## What needs to be done
Where does the word "exterior" show up in the records? Copy every line that has it.

## Record set
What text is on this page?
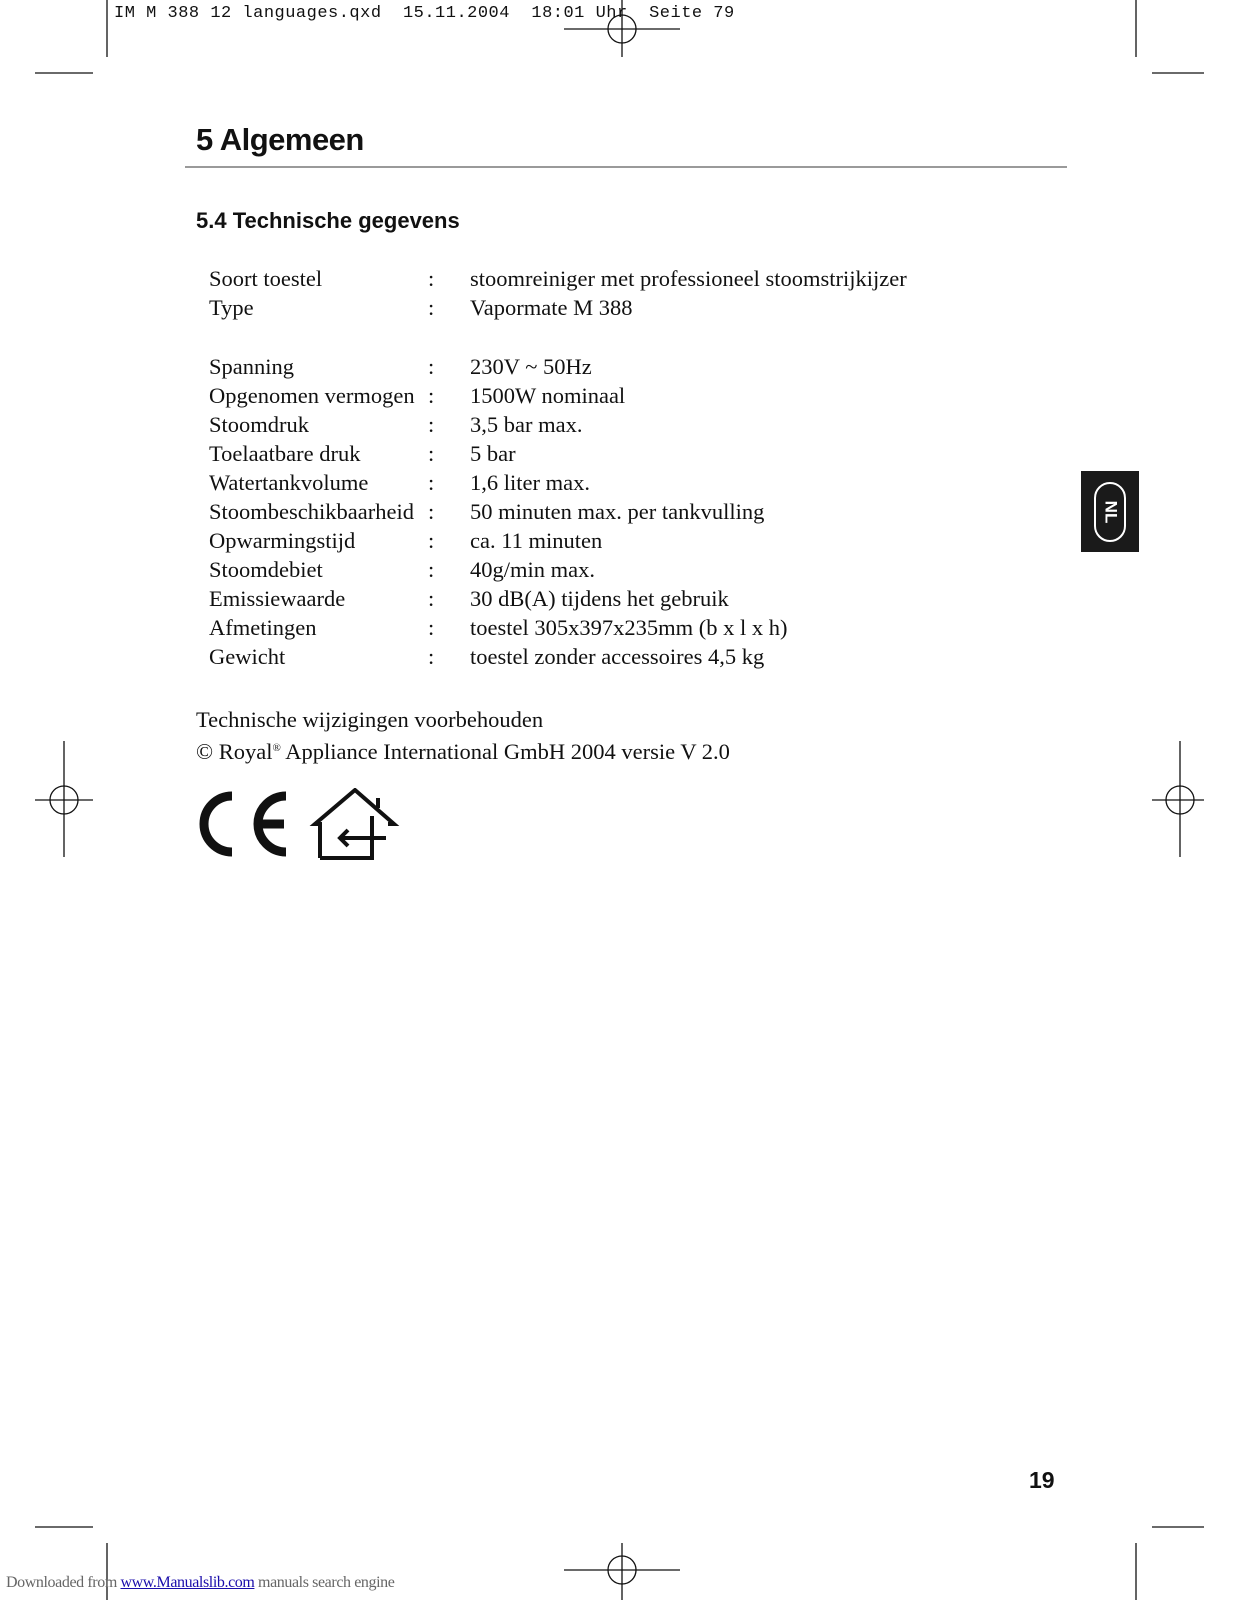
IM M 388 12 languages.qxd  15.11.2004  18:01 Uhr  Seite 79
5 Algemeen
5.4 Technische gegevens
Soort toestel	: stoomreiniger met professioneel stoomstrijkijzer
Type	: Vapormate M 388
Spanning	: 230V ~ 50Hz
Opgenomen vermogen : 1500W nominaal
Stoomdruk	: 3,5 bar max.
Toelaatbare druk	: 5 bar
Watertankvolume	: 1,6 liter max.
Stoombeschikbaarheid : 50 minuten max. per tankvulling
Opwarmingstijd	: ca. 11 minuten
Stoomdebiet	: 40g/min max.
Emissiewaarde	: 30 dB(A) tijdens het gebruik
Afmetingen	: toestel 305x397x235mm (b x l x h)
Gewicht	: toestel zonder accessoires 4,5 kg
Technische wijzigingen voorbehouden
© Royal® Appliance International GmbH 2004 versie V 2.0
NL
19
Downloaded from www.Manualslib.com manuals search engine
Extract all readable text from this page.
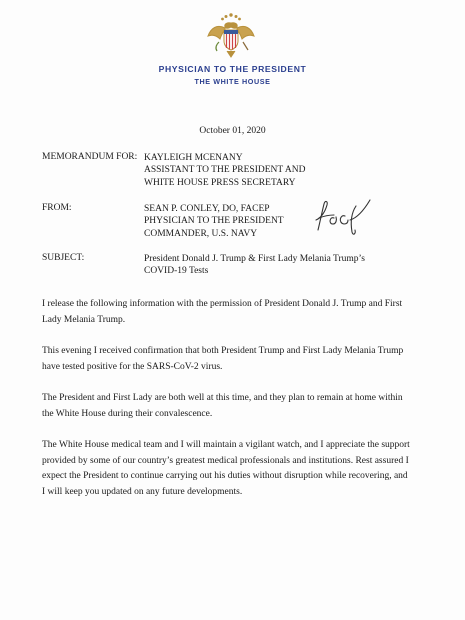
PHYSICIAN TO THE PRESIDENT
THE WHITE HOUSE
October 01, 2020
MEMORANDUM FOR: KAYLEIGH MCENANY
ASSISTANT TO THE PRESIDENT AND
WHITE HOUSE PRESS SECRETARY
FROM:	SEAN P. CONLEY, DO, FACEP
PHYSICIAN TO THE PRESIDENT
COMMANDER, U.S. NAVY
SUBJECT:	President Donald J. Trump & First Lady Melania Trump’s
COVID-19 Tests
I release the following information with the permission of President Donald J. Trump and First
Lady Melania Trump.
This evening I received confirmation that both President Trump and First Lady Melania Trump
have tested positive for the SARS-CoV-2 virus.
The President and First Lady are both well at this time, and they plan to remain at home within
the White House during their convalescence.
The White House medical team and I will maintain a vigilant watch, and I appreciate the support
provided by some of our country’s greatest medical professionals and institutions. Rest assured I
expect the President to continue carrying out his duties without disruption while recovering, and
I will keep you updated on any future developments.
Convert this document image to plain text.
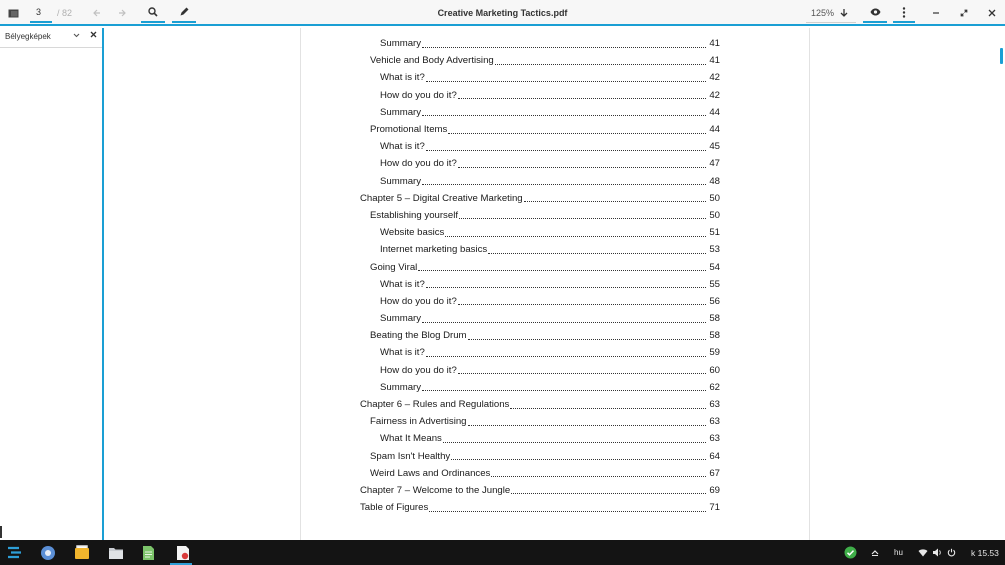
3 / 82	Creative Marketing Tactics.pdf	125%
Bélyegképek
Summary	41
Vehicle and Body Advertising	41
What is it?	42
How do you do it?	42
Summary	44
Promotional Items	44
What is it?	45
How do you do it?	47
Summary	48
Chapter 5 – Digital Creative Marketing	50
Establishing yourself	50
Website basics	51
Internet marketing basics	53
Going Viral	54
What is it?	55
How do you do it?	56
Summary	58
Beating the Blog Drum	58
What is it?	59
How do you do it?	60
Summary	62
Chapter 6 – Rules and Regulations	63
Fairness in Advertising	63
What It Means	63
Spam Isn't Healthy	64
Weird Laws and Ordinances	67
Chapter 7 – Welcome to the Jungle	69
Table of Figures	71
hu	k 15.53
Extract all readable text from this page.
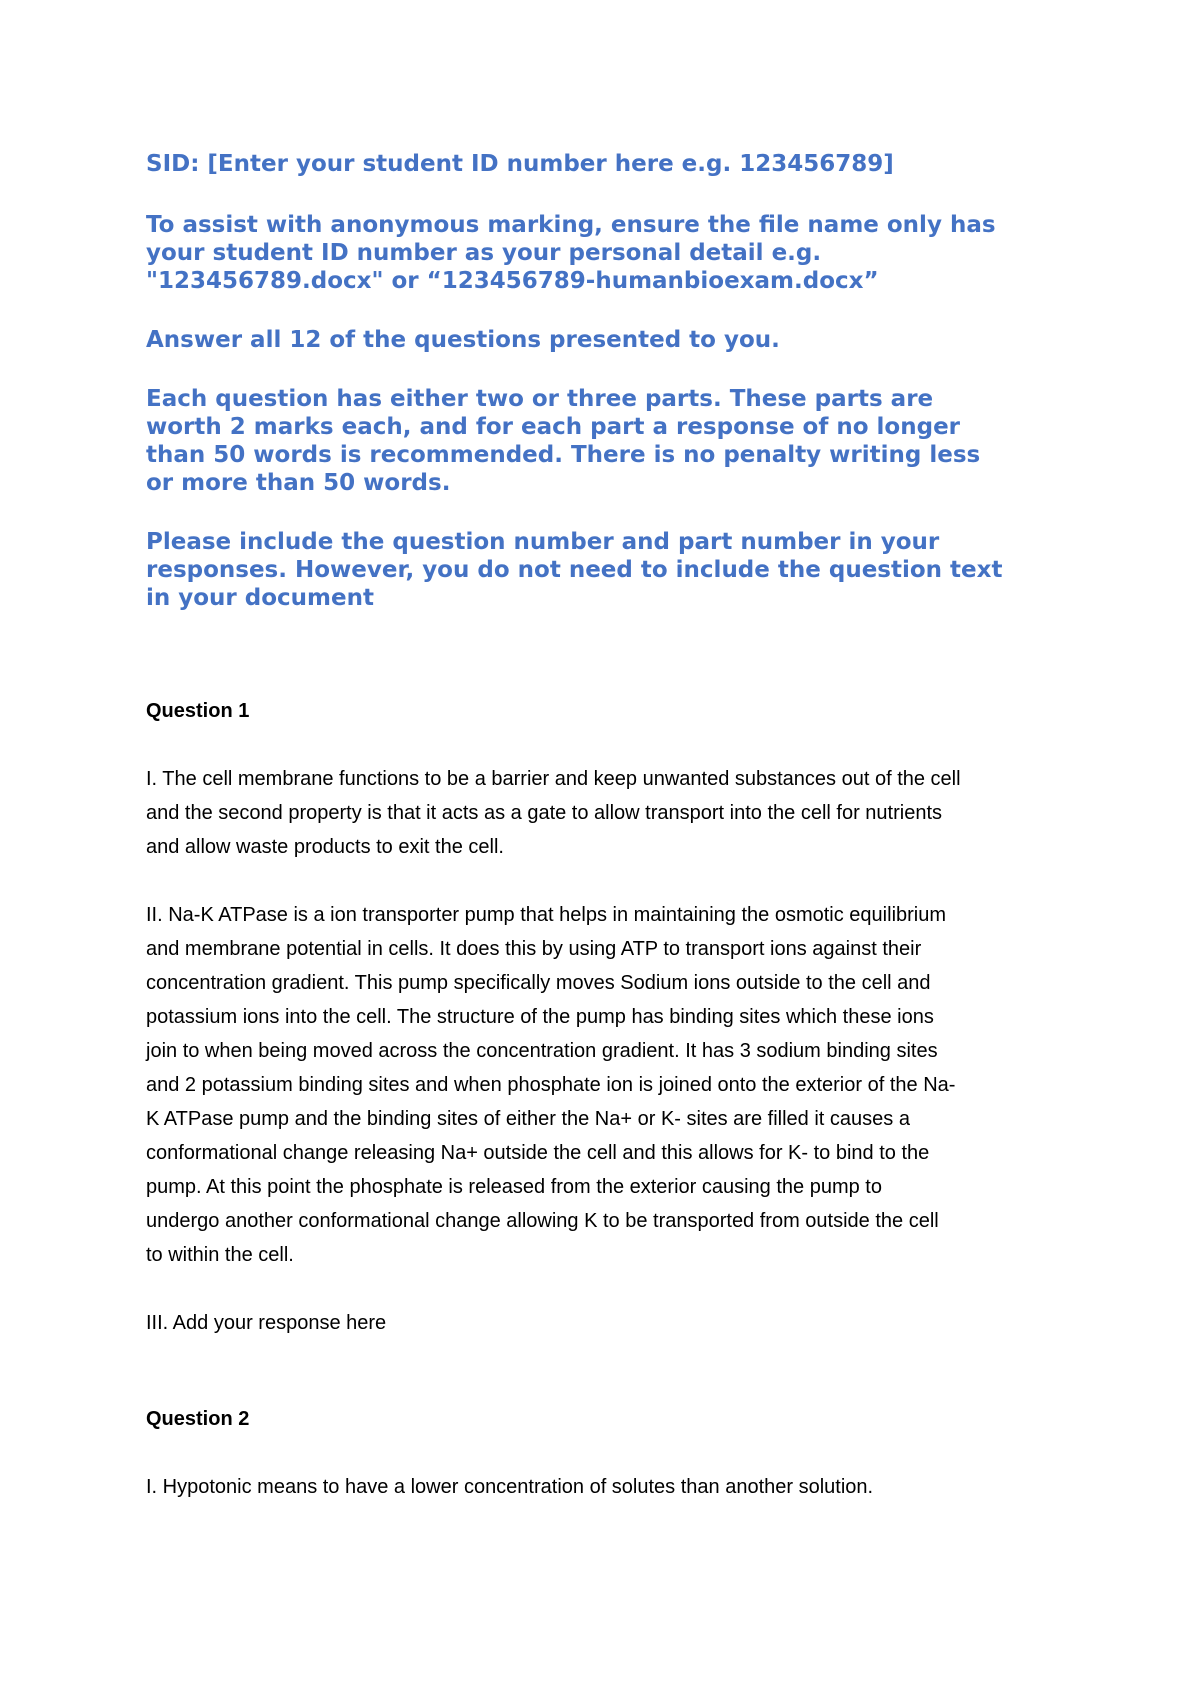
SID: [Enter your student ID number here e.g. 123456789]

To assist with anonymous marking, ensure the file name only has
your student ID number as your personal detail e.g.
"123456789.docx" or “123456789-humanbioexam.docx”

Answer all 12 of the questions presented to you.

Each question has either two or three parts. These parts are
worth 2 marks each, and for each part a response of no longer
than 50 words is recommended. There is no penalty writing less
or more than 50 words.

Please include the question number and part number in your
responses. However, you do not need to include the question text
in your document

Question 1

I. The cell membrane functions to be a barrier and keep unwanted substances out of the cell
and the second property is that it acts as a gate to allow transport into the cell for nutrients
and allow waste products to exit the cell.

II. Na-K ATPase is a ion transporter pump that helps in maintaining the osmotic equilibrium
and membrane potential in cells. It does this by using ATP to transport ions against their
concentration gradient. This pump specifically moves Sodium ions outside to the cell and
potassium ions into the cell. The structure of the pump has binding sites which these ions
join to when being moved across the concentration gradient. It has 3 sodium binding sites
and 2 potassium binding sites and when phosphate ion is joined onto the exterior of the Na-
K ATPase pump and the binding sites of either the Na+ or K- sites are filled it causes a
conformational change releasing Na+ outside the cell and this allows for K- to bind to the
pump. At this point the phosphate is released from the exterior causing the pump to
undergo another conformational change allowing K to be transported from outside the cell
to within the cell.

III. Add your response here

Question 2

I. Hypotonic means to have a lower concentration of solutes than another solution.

## Task solution
and 2 potassium binding sites and when phosphate ion is joined onto the exterior of the Na-
pump. At this point the phosphate is released from the exterior causing the pump to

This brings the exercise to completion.